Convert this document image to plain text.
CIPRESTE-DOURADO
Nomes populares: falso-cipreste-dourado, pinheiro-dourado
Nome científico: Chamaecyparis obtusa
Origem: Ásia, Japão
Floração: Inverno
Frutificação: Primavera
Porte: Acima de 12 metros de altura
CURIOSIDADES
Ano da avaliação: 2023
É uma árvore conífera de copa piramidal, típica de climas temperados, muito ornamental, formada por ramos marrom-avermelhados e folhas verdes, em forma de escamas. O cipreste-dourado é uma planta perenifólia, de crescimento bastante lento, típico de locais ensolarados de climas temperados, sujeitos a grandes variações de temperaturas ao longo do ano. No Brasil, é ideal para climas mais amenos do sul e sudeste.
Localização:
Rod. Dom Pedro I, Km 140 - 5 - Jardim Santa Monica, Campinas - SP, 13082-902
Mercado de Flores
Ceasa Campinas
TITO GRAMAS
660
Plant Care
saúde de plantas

────────────────────

— Aim —
State how many lines above contain the string "Campinas", with no other words.

— Final result —
2